> _RECORDS FOR THE TASK_:
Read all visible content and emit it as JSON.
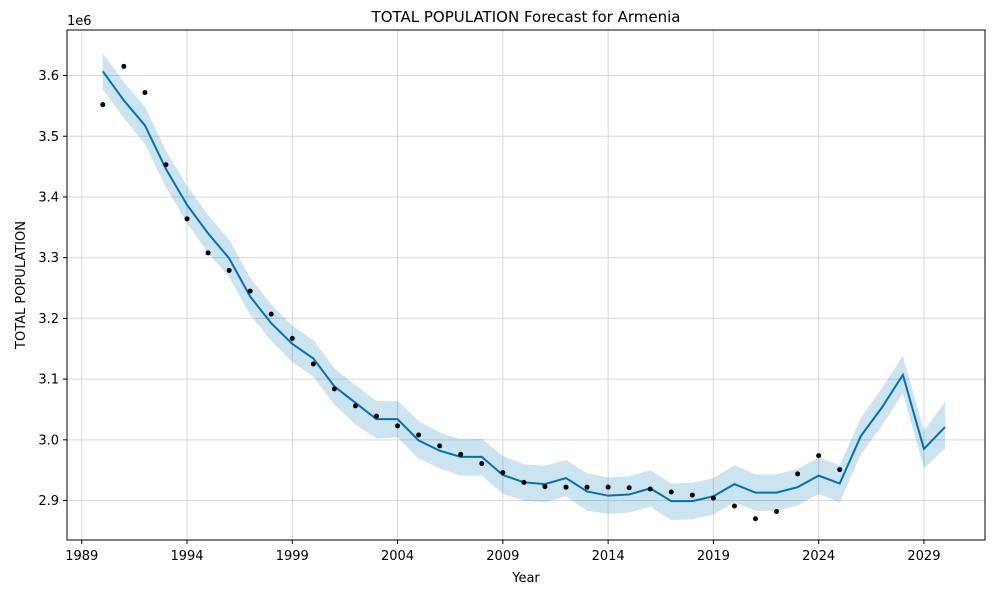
{
  "chart_data": {
    "type": "line",
    "title": "TOTAL POPULATION Forecast for Armenia",
    "xlabel": "Year",
    "ylabel": "TOTAL POPULATION",
    "y_scale_label": "1e6",
    "xlim": [
      1988.3,
      2031.9
    ],
    "ylim": [
      2.835,
      3.675
    ],
    "x_ticks": [
      1989,
      1994,
      1999,
      2004,
      2009,
      2014,
      2019,
      2024,
      2029
    ],
    "x_tick_labels": [
      "1989",
      "1994",
      "1999",
      "2004",
      "2009",
      "2014",
      "2019",
      "2024",
      "2029"
    ],
    "y_ticks": [
      2.9,
      3.0,
      3.1,
      3.2,
      3.3,
      3.4,
      3.5,
      3.6
    ],
    "y_tick_labels": [
      "2.9",
      "3.0",
      "3.1",
      "3.2",
      "3.3",
      "3.4",
      "3.5",
      "3.6"
    ],
    "grid": true,
    "colors": {
      "forecast": "#0072b2",
      "band": "#0072b2",
      "observed": "#000000",
      "grid": "#d9d9d9"
    },
    "observed": {
      "x": [
        1990,
        1991,
        1992,
        1993,
        1994,
        1995,
        1996,
        1997,
        1998,
        1999,
        2000,
        2001,
        2002,
        2003,
        2004,
        2005,
        2006,
        2007,
        2008,
        2009,
        2010,
        2011,
        2012,
        2013,
        2014,
        2015,
        2016,
        2017,
        2018,
        2019,
        2020,
        2021,
        2022,
        2023,
        2024,
        2025
      ],
      "y": [
        3.552,
        3.615,
        3.572,
        3.453,
        3.364,
        3.308,
        3.279,
        3.245,
        3.207,
        3.167,
        3.125,
        3.084,
        3.056,
        3.039,
        3.023,
        3.008,
        2.99,
        2.976,
        2.961,
        2.946,
        2.93,
        2.923,
        2.922,
        2.922,
        2.922,
        2.921,
        2.919,
        2.914,
        2.909,
        2.904,
        2.891,
        2.87,
        2.882,
        2.944,
        2.974,
        2.951
      ]
    },
    "forecast": {
      "x": [
        1990,
        1991,
        1992,
        1993,
        1994,
        1995,
        1996,
        1997,
        1998,
        1999,
        2000,
        2001,
        2002,
        2003,
        2004,
        2005,
        2006,
        2007,
        2008,
        2009,
        2010,
        2011,
        2012,
        2013,
        2014,
        2015,
        2016,
        2017,
        2018,
        2019,
        2020,
        2021,
        2022,
        2023,
        2024,
        2025,
        2026,
        2027,
        2028,
        2029,
        2030
      ],
      "yhat": [
        3.607,
        3.559,
        3.518,
        3.446,
        3.387,
        3.34,
        3.299,
        3.236,
        3.192,
        3.158,
        3.134,
        3.088,
        3.061,
        3.034,
        3.034,
        2.999,
        2.982,
        2.972,
        2.972,
        2.942,
        2.93,
        2.927,
        2.937,
        2.915,
        2.908,
        2.91,
        2.92,
        2.899,
        2.899,
        2.907,
        2.927,
        2.913,
        2.913,
        2.922,
        2.941,
        2.928,
        3.006,
        3.053,
        3.107,
        2.985,
        3.021
      ],
      "lower": [
        3.577,
        3.53,
        3.487,
        3.416,
        3.357,
        3.308,
        3.268,
        3.206,
        3.163,
        3.128,
        3.104,
        3.058,
        3.025,
        3.002,
        3.004,
        2.969,
        2.953,
        2.941,
        2.941,
        2.911,
        2.9,
        2.897,
        2.907,
        2.883,
        2.878,
        2.88,
        2.89,
        2.868,
        2.869,
        2.877,
        2.897,
        2.883,
        2.883,
        2.892,
        2.911,
        2.897,
        2.976,
        3.023,
        3.077,
        2.953,
        2.986
      ],
      "upper": [
        3.637,
        3.589,
        3.549,
        3.476,
        3.418,
        3.37,
        3.33,
        3.267,
        3.223,
        3.188,
        3.164,
        3.118,
        3.09,
        3.064,
        3.064,
        3.031,
        3.012,
        3.001,
        3.002,
        2.973,
        2.96,
        2.957,
        2.967,
        2.945,
        2.938,
        2.94,
        2.95,
        2.928,
        2.929,
        2.937,
        2.958,
        2.943,
        2.943,
        2.952,
        2.971,
        2.958,
        3.036,
        3.085,
        3.138,
        3.015,
        3.062
      ]
    }
  }
}
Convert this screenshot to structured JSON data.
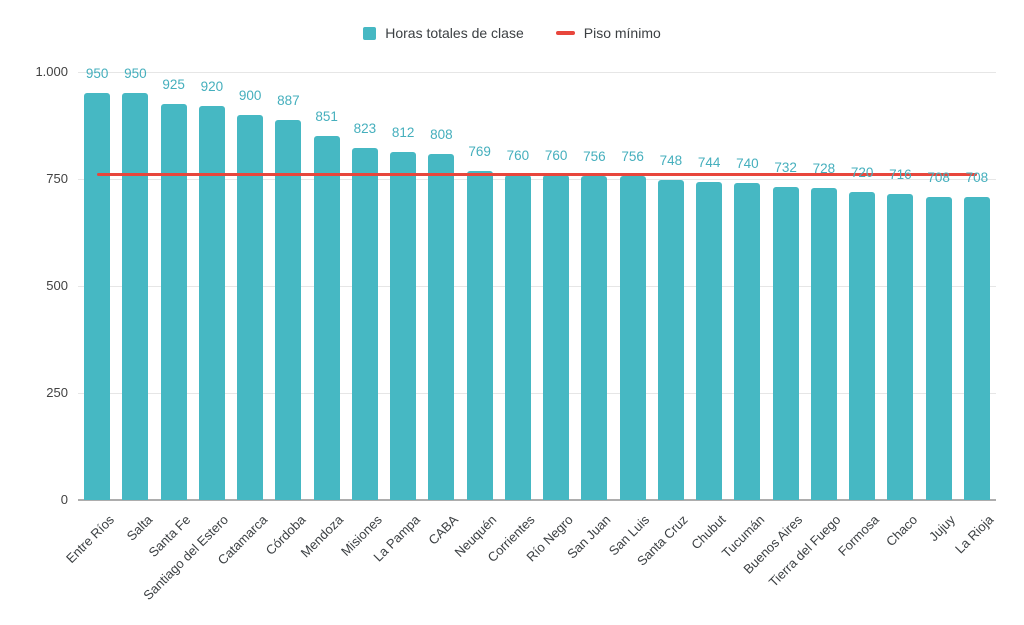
{
  "chart_data": {
    "type": "bar",
    "title": "",
    "xlabel": "",
    "ylabel": "",
    "categories": [
      "Entre Ríos",
      "Salta",
      "Santa Fe",
      "Santiago del Estero",
      "Catamarca",
      "Córdoba",
      "Mendoza",
      "Misiones",
      "La Pampa",
      "CABA",
      "Neuquén",
      "Corrientes",
      "Río Negro",
      "San Juan",
      "San Luis",
      "Santa Cruz",
      "Chubut",
      "Tucumán",
      "Buenos Aires",
      "Tierra del Fuego",
      "Formosa",
      "Chaco",
      "Jujuy",
      "La Rioja"
    ],
    "series": [
      {
        "name": "Horas totales de clase",
        "values": [
          950,
          950,
          925,
          920,
          900,
          887,
          851,
          823,
          812,
          808,
          769,
          760,
          760,
          756,
          756,
          748,
          744,
          740,
          732,
          728,
          720,
          716,
          708,
          708
        ]
      }
    ],
    "reference_line": {
      "name": "Piso mínimo",
      "value": 760
    },
    "value_labels": true,
    "grid": true,
    "legend_position": "top",
    "ylim": [
      0,
      1000
    ],
    "yticks": [
      0,
      250,
      500,
      750,
      1000
    ],
    "ytick_labels": [
      "0",
      "250",
      "500",
      "750",
      "1.000"
    ],
    "colors": {
      "bar": "#46B8C3",
      "value_label": "#45AFBD",
      "reference_line": "#E8463C",
      "axis_text": "#424242",
      "gridline": "#E6E6E6",
      "baseline": "#ADADAD",
      "background": "#FFFFFF"
    }
  }
}
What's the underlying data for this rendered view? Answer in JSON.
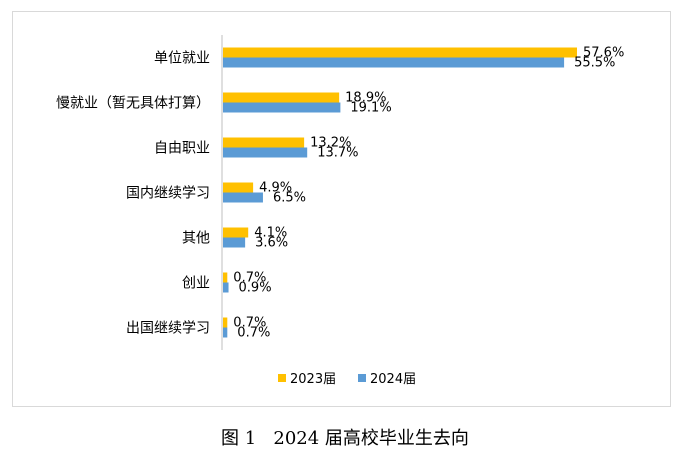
{
  "chart_data": {
    "type": "bar",
    "orientation": "horizontal",
    "categories": [
      "单位就业",
      "慢就业（暂无具体打算）",
      "自由职业",
      "国内继续学习",
      "其他",
      "创业",
      "出国继续学习"
    ],
    "series": [
      {
        "name": "2023届",
        "color": "#FFC000",
        "values": [
          57.6,
          18.9,
          13.2,
          4.9,
          4.1,
          0.7,
          0.7
        ],
        "labels": [
          "57.6%",
          "18.9%",
          "13.2%",
          "4.9%",
          "4.1%",
          "0.7%",
          "0.7%"
        ]
      },
      {
        "name": "2024届",
        "color": "#5B9BD5",
        "values": [
          55.5,
          19.1,
          13.7,
          6.5,
          3.6,
          0.9,
          0.7
        ],
        "labels": [
          "55.5%",
          "19.1%",
          "13.7%",
          "6.5%",
          "3.6%",
          "0.9%",
          "0.7%"
        ]
      }
    ],
    "unit": "%",
    "xlim": [
      0,
      60
    ],
    "grid": false,
    "legend_position": "bottom"
  },
  "caption": {
    "figure_number": "图 1",
    "title": "2024 届高校毕业生去向"
  }
}
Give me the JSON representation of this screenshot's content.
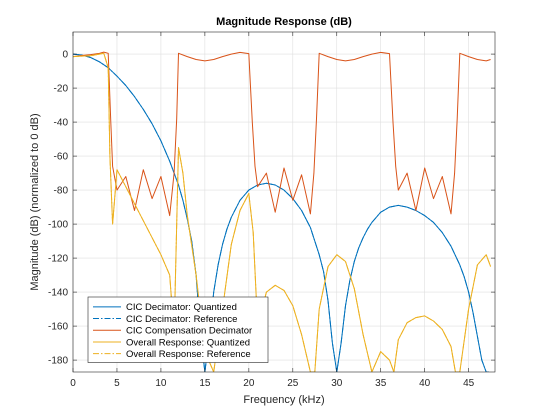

> _TASK BRIEF_:
Each line in the listing above that contains "content" should be copied.

> _FULL SOLUTION_:
Read all visible content and emit it as JSON.
Give me the JSON representation of this screenshot's content.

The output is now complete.